REQUIRED TASK: Transcribe all of the data exactly. Omit the pictures.

PROVIDED DATA:
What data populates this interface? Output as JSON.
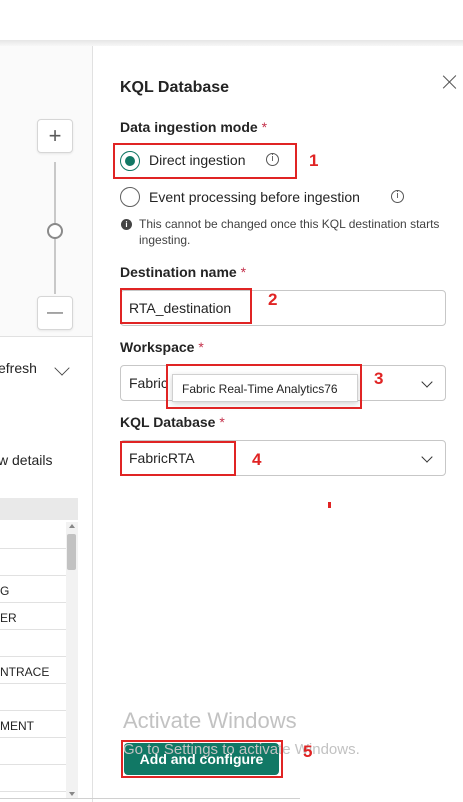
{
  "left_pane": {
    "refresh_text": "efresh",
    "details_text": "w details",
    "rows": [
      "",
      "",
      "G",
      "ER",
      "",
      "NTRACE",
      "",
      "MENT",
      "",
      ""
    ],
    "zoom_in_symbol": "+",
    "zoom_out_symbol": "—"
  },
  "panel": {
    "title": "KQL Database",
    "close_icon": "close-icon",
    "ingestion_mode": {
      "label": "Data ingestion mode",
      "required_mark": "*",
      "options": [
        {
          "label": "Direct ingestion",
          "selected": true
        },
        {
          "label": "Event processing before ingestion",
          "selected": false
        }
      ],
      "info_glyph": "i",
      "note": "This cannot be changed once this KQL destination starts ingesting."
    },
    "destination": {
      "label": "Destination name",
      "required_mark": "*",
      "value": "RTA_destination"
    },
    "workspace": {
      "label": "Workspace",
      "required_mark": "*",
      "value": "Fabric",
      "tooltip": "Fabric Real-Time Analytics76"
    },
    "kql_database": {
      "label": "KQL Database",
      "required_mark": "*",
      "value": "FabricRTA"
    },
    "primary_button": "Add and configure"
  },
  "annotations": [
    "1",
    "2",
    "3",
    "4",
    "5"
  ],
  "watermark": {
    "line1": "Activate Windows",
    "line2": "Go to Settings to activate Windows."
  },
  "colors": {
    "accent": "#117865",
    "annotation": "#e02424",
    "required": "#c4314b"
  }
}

EXPECTED ANSWER:
What data populates this interface? Output as JSON.
{
  "left_pane": {
    "refresh_text": "efresh",
    "details_text": "w details",
    "rows": [
      "",
      "",
      "G",
      "ER",
      "",
      "NTRACE",
      "",
      "MENT",
      "",
      ""
    ],
    "zoom_in_symbol": "+",
    "zoom_out_symbol": "—"
  },
  "panel": {
    "title": "KQL Database",
    "close_icon": "close-icon",
    "ingestion_mode": {
      "label": "Data ingestion mode",
      "required_mark": "*",
      "options": [
        {
          "label": "Direct ingestion",
          "selected": true
        },
        {
          "label": "Event processing before ingestion",
          "selected": false
        }
      ],
      "info_glyph": "i",
      "note": "This cannot be changed once this KQL destination starts ingesting."
    },
    "destination": {
      "label": "Destination name",
      "required_mark": "*",
      "value": "RTA_destination"
    },
    "workspace": {
      "label": "Workspace",
      "required_mark": "*",
      "value": "Fabric",
      "tooltip": "Fabric Real-Time Analytics76"
    },
    "kql_database": {
      "label": "KQL Database",
      "required_mark": "*",
      "value": "FabricRTA"
    },
    "primary_button": "Add and configure"
  },
  "annotations": [
    "1",
    "2",
    "3",
    "4",
    "5"
  ],
  "watermark": {
    "line1": "Activate Windows",
    "line2": "Go to Settings to activate Windows."
  },
  "colors": {
    "accent": "#117865",
    "annotation": "#e02424",
    "required": "#c4314b"
  }
}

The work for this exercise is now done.